Exercise instructions —
Pictures within the data are to be left out; everything else must be reproduced exactly.

Given entries —
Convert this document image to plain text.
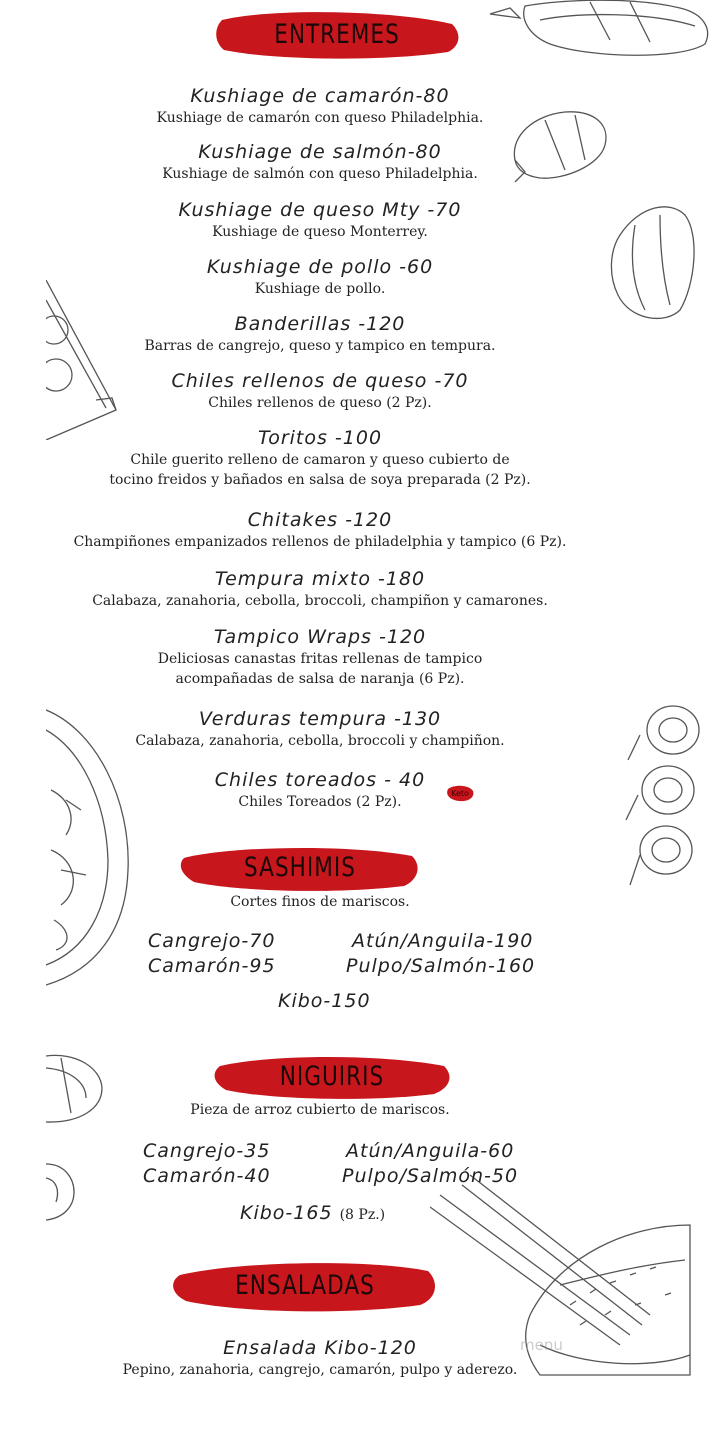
ENTREMES
Kushiage de camarón-80
Kushiage de camarón con queso Philadelphia.
Kushiage de salmón-80
Kushiage de salmón con queso Philadelphia.
Kushiage de queso Mty -70
Kushiage de queso Monterrey.
Kushiage de pollo -60
Kushiage de pollo.
Banderillas -120
Barras de cangrejo, queso y tampico en tempura.
Chiles rellenos de queso -70
Chiles rellenos de queso (2 Pz).
Toritos -100
Chile guerito relleno de camaron y queso cubierto de
tocino freidos y bañados en salsa de soya preparada (2 Pz).
Chitakes -120
Champiñones empanizados rellenos de philadelphia y tampico (6 Pz).
Tempura mixto -180
Calabaza, zanahoria, cebolla, broccoli, champiñon y camarones.
Tampico Wraps -120
Deliciosas canastas fritas rellenas de tampico
acompañadas de salsa de naranja (6 Pz).
Verduras tempura -130
Calabaza, zanahoria, cebolla, broccoli y champiñon.
Chiles toreados - 40
Chiles Toreados (2 Pz).
Keto
SASHIMIS
Cortes finos de mariscos.
Cangrejo-70
Camarón-95
Atún/Anguila-190
Pulpo/Salmón-160
Kibo-150
NIGUIRIS
Pieza de arroz cubierto de mariscos.
Cangrejo-35
Camarón-40
Atún/Anguila-60
Pulpo/Salmón-50
Kibo-165 (8 Pz.)
ENSALADAS
Ensalada Kibo-120
Pepino, zanahoria, cangrejo, camarón, pulpo y aderezo.
menu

Task solution —
Convert this document image to plain text.
ENTREMES
Kushiage de camarón-80
Kushiage de camarón con queso Philadelphia.
Kushiage de salmón-80
Kushiage de salmón con queso Philadelphia.
Kushiage de queso Mty -70
Kushiage de queso Monterrey.
Kushiage de pollo -60
Kushiage de pollo.
Banderillas -120
Barras de cangrejo, queso y tampico en tempura.
Chiles rellenos de queso -70
Chiles rellenos de queso (2 Pz).
Toritos -100
Chile guerito relleno de camaron y queso cubierto de
tocino freidos y bañados en salsa de soya preparada (2 Pz).
Chitakes -120
Champiñones empanizados rellenos de philadelphia y tampico (6 Pz).
Tempura mixto -180
Calabaza, zanahoria, cebolla, broccoli, champiñon y camarones.
Tampico Wraps -120
Deliciosas canastas fritas rellenas de tampico
acompañadas de salsa de naranja (6 Pz).
Verduras tempura -130
Calabaza, zanahoria, cebolla, broccoli y champiñon.
Chiles toreados - 40
Chiles Toreados (2 Pz).
Keto
SASHIMIS
Cortes finos de mariscos.
Cangrejo-70
Camarón-95
Atún/Anguila-190
Pulpo/Salmón-160
Kibo-150
NIGUIRIS
Pieza de arroz cubierto de mariscos.
Cangrejo-35
Camarón-40
Atún/Anguila-60
Pulpo/Salmón-50
Kibo-165 (8 Pz.)
ENSALADAS
Ensalada Kibo-120
Pepino, zanahoria, cangrejo, camarón, pulpo y aderezo.
menu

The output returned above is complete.